◆ Aim: Give the data below again exactly as written, without its pictures.

◆ Stored rows:
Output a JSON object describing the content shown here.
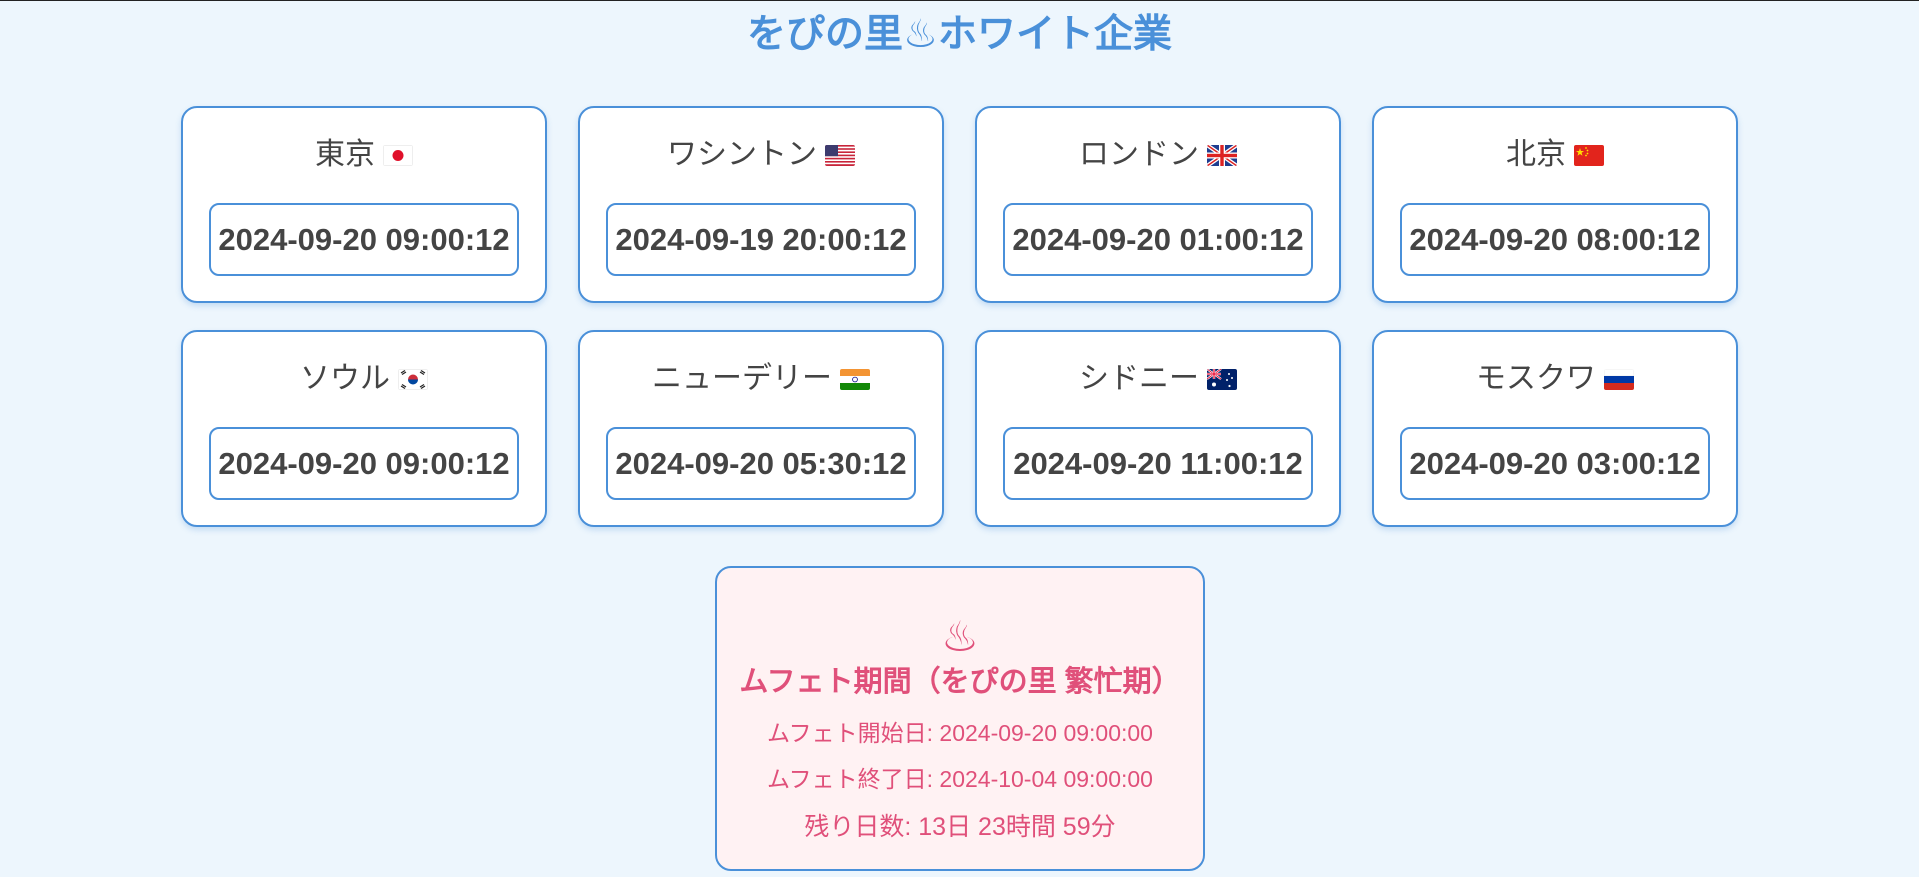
{
  "header": {
    "title": "をぴの里♨ホワイト企業"
  },
  "clocks": [
    {
      "city": "東京",
      "flag": "japan-flag-icon",
      "time": "2024-09-20 09:00:12"
    },
    {
      "city": "ワシントン",
      "flag": "usa-flag-icon",
      "time": "2024-09-19 20:00:12"
    },
    {
      "city": "ロンドン",
      "flag": "uk-flag-icon",
      "time": "2024-09-20 01:00:12"
    },
    {
      "city": "北京",
      "flag": "china-flag-icon",
      "time": "2024-09-20 08:00:12"
    },
    {
      "city": "ソウル",
      "flag": "korea-flag-icon",
      "time": "2024-09-20 09:00:12"
    },
    {
      "city": "ニューデリー",
      "flag": "india-flag-icon",
      "time": "2024-09-20 05:30:12"
    },
    {
      "city": "シドニー",
      "flag": "australia-flag-icon",
      "time": "2024-09-20 11:00:12"
    },
    {
      "city": "モスクワ",
      "flag": "russia-flag-icon",
      "time": "2024-09-20 03:00:12"
    }
  ],
  "buffet": {
    "icon": "♨",
    "title": "ムフェト期間（をぴの里 繁忙期）",
    "start": "ムフェト開始日: 2024-09-20 09:00:00",
    "end": "ムフェト終了日: 2024-10-04 09:00:00",
    "remaining": "残り日数: 13日 23時間 59分"
  },
  "colors": {
    "accent": "#4a90d9",
    "background": "#edf6fd",
    "buffet_text": "#e0507a",
    "buffet_background": "#fff2f3"
  }
}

◆ Result for this exercise:
Output a JSON object describing the content shown here.
{
  "header": {
    "title": "をぴの里♨ホワイト企業"
  },
  "clocks": [
    {
      "city": "東京",
      "flag": "japan-flag-icon",
      "time": "2024-09-20 09:00:12"
    },
    {
      "city": "ワシントン",
      "flag": "usa-flag-icon",
      "time": "2024-09-19 20:00:12"
    },
    {
      "city": "ロンドン",
      "flag": "uk-flag-icon",
      "time": "2024-09-20 01:00:12"
    },
    {
      "city": "北京",
      "flag": "china-flag-icon",
      "time": "2024-09-20 08:00:12"
    },
    {
      "city": "ソウル",
      "flag": "korea-flag-icon",
      "time": "2024-09-20 09:00:12"
    },
    {
      "city": "ニューデリー",
      "flag": "india-flag-icon",
      "time": "2024-09-20 05:30:12"
    },
    {
      "city": "シドニー",
      "flag": "australia-flag-icon",
      "time": "2024-09-20 11:00:12"
    },
    {
      "city": "モスクワ",
      "flag": "russia-flag-icon",
      "time": "2024-09-20 03:00:12"
    }
  ],
  "buffet": {
    "icon": "♨",
    "title": "ムフェト期間（をぴの里 繁忙期）",
    "start": "ムフェト開始日: 2024-09-20 09:00:00",
    "end": "ムフェト終了日: 2024-10-04 09:00:00",
    "remaining": "残り日数: 13日 23時間 59分"
  },
  "colors": {
    "accent": "#4a90d9",
    "background": "#edf6fd",
    "buffet_text": "#e0507a",
    "buffet_background": "#fff2f3"
  }
}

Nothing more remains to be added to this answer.